• **Exercise task**
Extract the text of every entry below exactly; leave images out.

Saved entries:

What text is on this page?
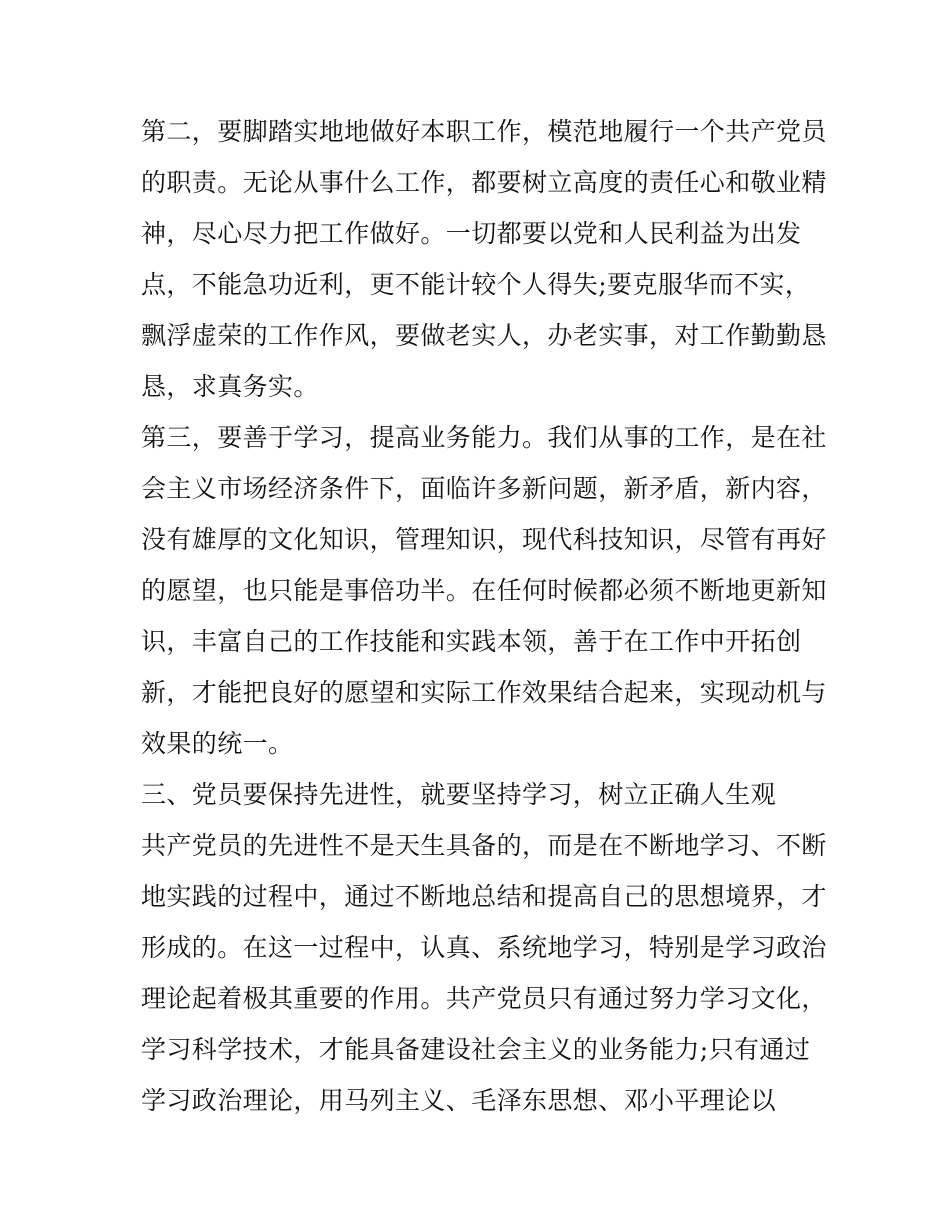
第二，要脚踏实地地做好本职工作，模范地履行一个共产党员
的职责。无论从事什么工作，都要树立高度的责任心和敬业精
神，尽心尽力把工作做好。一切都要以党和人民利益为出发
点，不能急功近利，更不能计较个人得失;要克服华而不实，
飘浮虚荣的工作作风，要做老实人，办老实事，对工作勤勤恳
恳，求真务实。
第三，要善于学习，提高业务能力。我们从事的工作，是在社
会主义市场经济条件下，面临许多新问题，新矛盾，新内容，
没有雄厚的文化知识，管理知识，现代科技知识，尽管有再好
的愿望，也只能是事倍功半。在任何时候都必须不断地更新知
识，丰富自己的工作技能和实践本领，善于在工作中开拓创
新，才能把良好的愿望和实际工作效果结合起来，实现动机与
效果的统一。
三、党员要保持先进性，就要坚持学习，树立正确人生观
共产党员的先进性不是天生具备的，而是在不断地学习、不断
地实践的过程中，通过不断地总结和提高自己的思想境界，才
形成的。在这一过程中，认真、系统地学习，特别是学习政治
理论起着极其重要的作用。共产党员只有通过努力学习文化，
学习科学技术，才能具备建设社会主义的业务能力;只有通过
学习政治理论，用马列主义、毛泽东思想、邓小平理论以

• **Task result**
What text is on this page?
第二，要脚踏实地地做好本职工作，模范地履行一个共产党员
的职责。无论从事什么工作，都要树立高度的责任心和敬业精
神，尽心尽力把工作做好。一切都要以党和人民利益为出发
点，不能急功近利，更不能计较个人得失;要克服华而不实，
飘浮虚荣的工作作风，要做老实人，办老实事，对工作勤勤恳
恳，求真务实。
第三，要善于学习，提高业务能力。我们从事的工作，是在社
会主义市场经济条件下，面临许多新问题，新矛盾，新内容，
没有雄厚的文化知识，管理知识，现代科技知识，尽管有再好
的愿望，也只能是事倍功半。在任何时候都必须不断地更新知
识，丰富自己的工作技能和实践本领，善于在工作中开拓创
新，才能把良好的愿望和实际工作效果结合起来，实现动机与
效果的统一。
三、党员要保持先进性，就要坚持学习，树立正确人生观
共产党员的先进性不是天生具备的，而是在不断地学习、不断
地实践的过程中，通过不断地总结和提高自己的思想境界，才
形成的。在这一过程中，认真、系统地学习，特别是学习政治
理论起着极其重要的作用。共产党员只有通过努力学习文化，
学习科学技术，才能具备建设社会主义的业务能力;只有通过
学习政治理论，用马列主义、毛泽东思想、邓小平理论以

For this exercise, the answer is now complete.